_Requirement_: Please copy out the rows below word for word, keeping every line in its original order.

##### Data shown #####

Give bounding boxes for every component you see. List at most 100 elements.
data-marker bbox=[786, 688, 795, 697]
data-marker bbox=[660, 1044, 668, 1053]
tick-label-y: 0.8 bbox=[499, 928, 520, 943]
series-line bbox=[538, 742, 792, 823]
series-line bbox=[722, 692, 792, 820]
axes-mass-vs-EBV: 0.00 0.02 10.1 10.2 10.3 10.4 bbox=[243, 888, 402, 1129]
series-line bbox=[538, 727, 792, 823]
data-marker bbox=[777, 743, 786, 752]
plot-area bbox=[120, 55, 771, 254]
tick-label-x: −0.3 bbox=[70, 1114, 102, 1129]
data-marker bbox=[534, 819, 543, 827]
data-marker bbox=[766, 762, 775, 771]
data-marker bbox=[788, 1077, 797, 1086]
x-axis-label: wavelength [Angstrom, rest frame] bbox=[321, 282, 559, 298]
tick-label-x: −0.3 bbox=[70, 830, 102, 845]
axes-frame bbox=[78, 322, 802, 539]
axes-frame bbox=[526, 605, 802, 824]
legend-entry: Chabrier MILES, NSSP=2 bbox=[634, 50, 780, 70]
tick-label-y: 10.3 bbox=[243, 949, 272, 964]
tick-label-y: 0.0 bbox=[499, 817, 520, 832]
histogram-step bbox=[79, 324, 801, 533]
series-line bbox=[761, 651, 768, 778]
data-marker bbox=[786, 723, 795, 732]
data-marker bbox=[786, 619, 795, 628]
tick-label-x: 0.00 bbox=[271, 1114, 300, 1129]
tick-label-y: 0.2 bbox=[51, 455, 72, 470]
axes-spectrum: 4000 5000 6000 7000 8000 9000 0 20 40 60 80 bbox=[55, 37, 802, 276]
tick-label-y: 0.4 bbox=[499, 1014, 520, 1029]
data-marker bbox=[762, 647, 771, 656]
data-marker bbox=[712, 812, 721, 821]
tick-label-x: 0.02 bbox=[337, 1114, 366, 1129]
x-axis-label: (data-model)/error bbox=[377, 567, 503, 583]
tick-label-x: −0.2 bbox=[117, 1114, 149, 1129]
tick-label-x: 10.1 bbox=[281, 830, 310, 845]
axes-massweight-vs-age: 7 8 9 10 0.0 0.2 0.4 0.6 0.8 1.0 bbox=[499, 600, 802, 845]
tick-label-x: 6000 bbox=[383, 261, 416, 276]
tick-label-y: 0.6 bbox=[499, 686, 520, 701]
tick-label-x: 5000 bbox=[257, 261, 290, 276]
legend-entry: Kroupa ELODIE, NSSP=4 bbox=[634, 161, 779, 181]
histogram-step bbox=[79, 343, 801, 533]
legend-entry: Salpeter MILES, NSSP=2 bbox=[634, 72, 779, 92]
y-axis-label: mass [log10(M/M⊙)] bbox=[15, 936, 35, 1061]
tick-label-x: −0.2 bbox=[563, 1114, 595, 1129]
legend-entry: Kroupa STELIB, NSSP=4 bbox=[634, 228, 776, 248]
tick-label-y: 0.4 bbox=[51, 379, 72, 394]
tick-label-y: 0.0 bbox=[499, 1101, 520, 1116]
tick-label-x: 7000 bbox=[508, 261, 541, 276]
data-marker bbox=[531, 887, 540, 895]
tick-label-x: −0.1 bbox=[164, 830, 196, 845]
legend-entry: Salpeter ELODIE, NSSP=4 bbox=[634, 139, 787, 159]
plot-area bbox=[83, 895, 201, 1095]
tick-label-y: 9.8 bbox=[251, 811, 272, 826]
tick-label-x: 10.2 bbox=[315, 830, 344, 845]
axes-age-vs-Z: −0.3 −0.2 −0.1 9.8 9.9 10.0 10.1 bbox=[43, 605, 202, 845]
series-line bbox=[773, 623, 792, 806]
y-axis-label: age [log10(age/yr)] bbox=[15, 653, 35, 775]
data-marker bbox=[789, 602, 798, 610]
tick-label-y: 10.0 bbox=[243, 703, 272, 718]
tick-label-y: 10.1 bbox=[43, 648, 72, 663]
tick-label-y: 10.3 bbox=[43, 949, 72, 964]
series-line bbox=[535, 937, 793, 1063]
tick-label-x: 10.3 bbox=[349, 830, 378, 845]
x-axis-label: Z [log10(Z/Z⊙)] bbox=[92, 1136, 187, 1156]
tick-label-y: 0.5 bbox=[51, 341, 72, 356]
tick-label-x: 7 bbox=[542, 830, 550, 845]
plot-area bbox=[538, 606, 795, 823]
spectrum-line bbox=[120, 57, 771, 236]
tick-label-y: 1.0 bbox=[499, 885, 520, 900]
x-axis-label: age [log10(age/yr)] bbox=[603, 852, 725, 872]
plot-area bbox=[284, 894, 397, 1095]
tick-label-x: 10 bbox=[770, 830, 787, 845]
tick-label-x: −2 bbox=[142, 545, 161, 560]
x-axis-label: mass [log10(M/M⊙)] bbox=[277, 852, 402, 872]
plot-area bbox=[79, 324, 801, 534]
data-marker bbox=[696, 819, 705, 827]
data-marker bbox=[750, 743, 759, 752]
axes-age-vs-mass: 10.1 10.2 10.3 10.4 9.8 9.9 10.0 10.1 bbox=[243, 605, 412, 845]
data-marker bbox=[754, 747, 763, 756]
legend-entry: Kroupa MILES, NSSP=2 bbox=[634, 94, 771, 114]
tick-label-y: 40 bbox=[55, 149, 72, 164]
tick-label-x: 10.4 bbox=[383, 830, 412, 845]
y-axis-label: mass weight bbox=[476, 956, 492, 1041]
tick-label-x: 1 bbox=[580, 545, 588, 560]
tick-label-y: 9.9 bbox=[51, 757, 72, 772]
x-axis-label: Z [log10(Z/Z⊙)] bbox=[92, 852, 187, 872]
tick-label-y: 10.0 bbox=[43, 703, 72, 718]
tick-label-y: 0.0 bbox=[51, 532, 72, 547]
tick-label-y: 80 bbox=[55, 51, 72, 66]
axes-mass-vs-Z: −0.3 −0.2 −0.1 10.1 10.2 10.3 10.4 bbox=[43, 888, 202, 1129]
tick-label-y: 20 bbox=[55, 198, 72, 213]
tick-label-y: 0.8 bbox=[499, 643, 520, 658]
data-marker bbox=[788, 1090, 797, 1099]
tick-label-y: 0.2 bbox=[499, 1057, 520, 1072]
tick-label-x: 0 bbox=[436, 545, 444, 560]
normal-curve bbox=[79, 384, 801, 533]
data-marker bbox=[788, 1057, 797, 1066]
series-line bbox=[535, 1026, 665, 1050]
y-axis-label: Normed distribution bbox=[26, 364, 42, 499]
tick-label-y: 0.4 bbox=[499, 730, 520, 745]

#####

_Exercise answer_:
Give bounding boxes for every component you see. List at most 100 elements.
data-marker bbox=[786, 688, 795, 697]
data-marker bbox=[660, 1044, 668, 1053]
tick-label-y: 0.8 bbox=[499, 928, 520, 943]
series-line bbox=[538, 742, 792, 823]
series-line bbox=[722, 692, 792, 820]
axes-mass-vs-EBV: 0.00 0.02 10.1 10.2 10.3 10.4 bbox=[243, 888, 402, 1129]
series-line bbox=[538, 727, 792, 823]
data-marker bbox=[777, 743, 786, 752]
plot-area bbox=[120, 55, 771, 254]
tick-label-x: −0.3 bbox=[70, 1114, 102, 1129]
data-marker bbox=[534, 819, 543, 827]
data-marker bbox=[766, 762, 775, 771]
data-marker bbox=[788, 1077, 797, 1086]
x-axis-label: wavelength [Angstrom, rest frame] bbox=[321, 282, 559, 298]
tick-label-x: −0.3 bbox=[70, 830, 102, 845]
axes-frame bbox=[78, 322, 802, 539]
axes-frame bbox=[526, 605, 802, 824]
legend-entry: Chabrier MILES, NSSP=2 bbox=[634, 50, 780, 70]
tick-label-y: 10.3 bbox=[243, 949, 272, 964]
tick-label-y: 0.0 bbox=[499, 817, 520, 832]
histogram-step bbox=[79, 324, 801, 533]
series-line bbox=[761, 651, 768, 778]
data-marker bbox=[786, 723, 795, 732]
data-marker bbox=[786, 619, 795, 628]
tick-label-x: 0.00 bbox=[271, 1114, 300, 1129]
tick-label-y: 0.2 bbox=[51, 455, 72, 470]
axes-spectrum: 4000 5000 6000 7000 8000 9000 0 20 40 60 80 bbox=[55, 37, 802, 276]
tick-label-y: 0.4 bbox=[499, 1014, 520, 1029]
data-marker bbox=[762, 647, 771, 656]
data-marker bbox=[712, 812, 721, 821]
tick-label-x: 0.02 bbox=[337, 1114, 366, 1129]
x-axis-label: (data-model)/error bbox=[377, 567, 503, 583]
tick-label-x: −0.2 bbox=[117, 1114, 149, 1129]
tick-label-x: 10.1 bbox=[281, 830, 310, 845]
axes-massweight-vs-age: 7 8 9 10 0.0 0.2 0.4 0.6 0.8 1.0 bbox=[499, 600, 802, 845]
tick-label-x: 6000 bbox=[383, 261, 416, 276]
tick-label-y: 0.6 bbox=[499, 686, 520, 701]
tick-label-x: 5000 bbox=[257, 261, 290, 276]
legend-entry: Kroupa ELODIE, NSSP=4 bbox=[634, 161, 779, 181]
histogram-step bbox=[79, 343, 801, 533]
legend-entry: Salpeter MILES, NSSP=2 bbox=[634, 72, 779, 92]
y-axis-label: mass [log10(M/M⊙)] bbox=[15, 936, 35, 1061]
tick-label-x: −0.2 bbox=[563, 1114, 595, 1129]
legend-entry: Kroupa STELIB, NSSP=4 bbox=[634, 228, 776, 248]
tick-label-y: 0.4 bbox=[51, 379, 72, 394]
tick-label-y: 0.0 bbox=[499, 1101, 520, 1116]
tick-label-x: 7000 bbox=[508, 261, 541, 276]
data-marker bbox=[531, 887, 540, 895]
tick-label-x: −0.1 bbox=[164, 830, 196, 845]
legend-entry: Salpeter ELODIE, NSSP=4 bbox=[634, 139, 787, 159]
plot-area bbox=[83, 895, 201, 1095]
tick-label-y: 9.8 bbox=[251, 811, 272, 826]
tick-label-x: 10.2 bbox=[315, 830, 344, 845]
axes-age-vs-Z: −0.3 −0.2 −0.1 9.8 9.9 10.0 10.1 bbox=[43, 605, 202, 845]
series-line bbox=[773, 623, 792, 806]
y-axis-label: age [log10(age/yr)] bbox=[15, 653, 35, 775]
data-marker bbox=[789, 602, 798, 610]
tick-label-y: 10.0 bbox=[243, 703, 272, 718]
tick-label-y: 10.1 bbox=[43, 648, 72, 663]
tick-label-y: 10.3 bbox=[43, 949, 72, 964]
series-line bbox=[535, 937, 793, 1063]
tick-label-x: 10.3 bbox=[349, 830, 378, 845]
x-axis-label: Z [log10(Z/Z⊙)] bbox=[92, 1136, 187, 1156]
tick-label-y: 0.5 bbox=[51, 341, 72, 356]
tick-label-x: 7 bbox=[542, 830, 550, 845]
plot-area bbox=[538, 606, 795, 823]
spectrum-line bbox=[120, 57, 771, 236]
tick-label-y: 1.0 bbox=[499, 885, 520, 900]
x-axis-label: age [log10(age/yr)] bbox=[603, 852, 725, 872]
plot-area bbox=[284, 894, 397, 1095]
tick-label-x: 10 bbox=[770, 830, 787, 845]
tick-label-x: −2 bbox=[142, 545, 161, 560]
x-axis-label: mass [log10(M/M⊙)] bbox=[277, 852, 402, 872]
plot-area bbox=[79, 324, 801, 534]
data-marker bbox=[696, 819, 705, 827]
data-marker bbox=[750, 743, 759, 752]
axes-age-vs-mass: 10.1 10.2 10.3 10.4 9.8 9.9 10.0 10.1 bbox=[243, 605, 412, 845]
data-marker bbox=[754, 747, 763, 756]
legend-entry: Kroupa MILES, NSSP=2 bbox=[634, 94, 771, 114]
tick-label-y: 40 bbox=[55, 149, 72, 164]
tick-label-x: 10.4 bbox=[383, 830, 412, 845]
y-axis-label: mass weight bbox=[476, 956, 492, 1041]
tick-label-x: 1 bbox=[580, 545, 588, 560]
tick-label-y: 9.9 bbox=[51, 757, 72, 772]
x-axis-label: Z [log10(Z/Z⊙)] bbox=[92, 852, 187, 872]
tick-label-y: 10.0 bbox=[43, 703, 72, 718]
tick-label-y: 0.0 bbox=[51, 532, 72, 547]
tick-label-y: 80 bbox=[55, 51, 72, 66]
axes-mass-vs-Z: −0.3 −0.2 −0.1 10.1 10.2 10.3 10.4 bbox=[43, 888, 202, 1129]
tick-label-y: 20 bbox=[55, 198, 72, 213]
tick-label-y: 0.8 bbox=[499, 643, 520, 658]
data-marker bbox=[788, 1090, 797, 1099]
tick-label-y: 0.2 bbox=[499, 1057, 520, 1072]
tick-label-x: 0 bbox=[436, 545, 444, 560]
normal-curve bbox=[79, 384, 801, 533]
data-marker bbox=[788, 1057, 797, 1066]
series-line bbox=[535, 1026, 665, 1050]
y-axis-label: Normed distribution bbox=[26, 364, 42, 499]
tick-label-y: 0.4 bbox=[499, 730, 520, 745]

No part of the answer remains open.